* [Your objective]: Update the rows starting at the first row and ending at the line that contains "co-marker bbox=[389, 200, 395, 205]", changing "component" to "object" and leaving everything else unchanged. Return only those rows.

* [Exercise material]:
******

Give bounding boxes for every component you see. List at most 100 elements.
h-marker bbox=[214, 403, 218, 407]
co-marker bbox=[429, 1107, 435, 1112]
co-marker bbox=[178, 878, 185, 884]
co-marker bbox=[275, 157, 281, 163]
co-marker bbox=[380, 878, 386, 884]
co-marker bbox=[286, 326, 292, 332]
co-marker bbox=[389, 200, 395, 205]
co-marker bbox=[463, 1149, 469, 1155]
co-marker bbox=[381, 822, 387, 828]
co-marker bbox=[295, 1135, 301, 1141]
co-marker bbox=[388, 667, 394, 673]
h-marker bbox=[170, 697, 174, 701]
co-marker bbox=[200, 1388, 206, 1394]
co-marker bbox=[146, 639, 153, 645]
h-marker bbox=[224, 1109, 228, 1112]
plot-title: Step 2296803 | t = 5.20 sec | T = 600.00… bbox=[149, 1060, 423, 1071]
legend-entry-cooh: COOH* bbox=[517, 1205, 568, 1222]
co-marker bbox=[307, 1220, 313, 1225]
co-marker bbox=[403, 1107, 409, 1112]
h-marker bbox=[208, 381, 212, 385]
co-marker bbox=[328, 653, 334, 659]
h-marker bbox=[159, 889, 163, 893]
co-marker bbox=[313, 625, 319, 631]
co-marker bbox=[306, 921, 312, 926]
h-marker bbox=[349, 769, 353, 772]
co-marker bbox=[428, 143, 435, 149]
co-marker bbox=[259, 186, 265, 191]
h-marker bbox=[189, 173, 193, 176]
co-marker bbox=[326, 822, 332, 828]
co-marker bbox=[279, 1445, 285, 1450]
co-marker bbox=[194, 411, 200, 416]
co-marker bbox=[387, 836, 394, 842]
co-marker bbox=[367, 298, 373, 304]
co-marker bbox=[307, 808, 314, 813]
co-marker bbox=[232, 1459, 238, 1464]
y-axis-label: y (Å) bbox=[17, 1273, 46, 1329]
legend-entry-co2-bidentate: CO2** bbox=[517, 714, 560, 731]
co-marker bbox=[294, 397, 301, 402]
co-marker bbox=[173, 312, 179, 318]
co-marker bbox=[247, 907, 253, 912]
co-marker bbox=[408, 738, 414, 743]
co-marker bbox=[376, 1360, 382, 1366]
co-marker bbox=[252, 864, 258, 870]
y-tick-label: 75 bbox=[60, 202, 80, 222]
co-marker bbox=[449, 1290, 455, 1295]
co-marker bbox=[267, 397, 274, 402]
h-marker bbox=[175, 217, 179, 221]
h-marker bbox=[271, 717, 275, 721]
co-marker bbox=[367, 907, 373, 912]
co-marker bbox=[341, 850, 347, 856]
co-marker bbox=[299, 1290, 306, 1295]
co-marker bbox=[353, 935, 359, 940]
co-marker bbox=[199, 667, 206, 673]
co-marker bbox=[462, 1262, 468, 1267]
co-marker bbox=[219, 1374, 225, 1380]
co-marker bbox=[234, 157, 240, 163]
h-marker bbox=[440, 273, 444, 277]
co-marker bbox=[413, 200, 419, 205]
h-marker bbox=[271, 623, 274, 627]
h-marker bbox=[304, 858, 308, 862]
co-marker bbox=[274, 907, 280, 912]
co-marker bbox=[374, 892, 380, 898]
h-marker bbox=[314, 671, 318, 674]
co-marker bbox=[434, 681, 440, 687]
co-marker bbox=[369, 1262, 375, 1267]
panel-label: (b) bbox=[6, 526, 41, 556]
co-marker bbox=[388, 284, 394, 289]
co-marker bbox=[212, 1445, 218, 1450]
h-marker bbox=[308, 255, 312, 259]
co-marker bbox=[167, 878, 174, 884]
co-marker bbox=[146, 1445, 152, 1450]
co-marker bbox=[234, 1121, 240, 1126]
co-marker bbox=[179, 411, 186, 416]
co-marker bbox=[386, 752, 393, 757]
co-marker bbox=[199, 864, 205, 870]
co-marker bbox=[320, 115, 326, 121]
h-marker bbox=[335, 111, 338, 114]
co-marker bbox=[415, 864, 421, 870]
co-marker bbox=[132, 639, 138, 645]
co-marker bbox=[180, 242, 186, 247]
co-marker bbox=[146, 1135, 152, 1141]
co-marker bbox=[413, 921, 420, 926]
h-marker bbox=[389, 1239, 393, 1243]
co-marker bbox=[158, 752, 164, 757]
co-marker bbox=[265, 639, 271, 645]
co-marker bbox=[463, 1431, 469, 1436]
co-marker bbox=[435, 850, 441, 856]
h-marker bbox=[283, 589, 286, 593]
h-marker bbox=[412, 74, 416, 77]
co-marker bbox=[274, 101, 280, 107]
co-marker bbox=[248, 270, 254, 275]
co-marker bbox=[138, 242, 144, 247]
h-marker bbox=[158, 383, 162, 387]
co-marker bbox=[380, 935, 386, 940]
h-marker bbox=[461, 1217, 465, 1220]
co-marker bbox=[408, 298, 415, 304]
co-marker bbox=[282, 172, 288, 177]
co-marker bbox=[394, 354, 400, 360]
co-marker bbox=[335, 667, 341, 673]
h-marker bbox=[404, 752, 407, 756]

******

* [Output]:
Give bounding boxes for every object you see. List at most 100 elements.
h-marker bbox=[214, 403, 218, 407]
co-marker bbox=[429, 1107, 435, 1112]
co-marker bbox=[178, 878, 185, 884]
co-marker bbox=[275, 157, 281, 163]
co-marker bbox=[380, 878, 386, 884]
co-marker bbox=[286, 326, 292, 332]
co-marker bbox=[389, 200, 395, 205]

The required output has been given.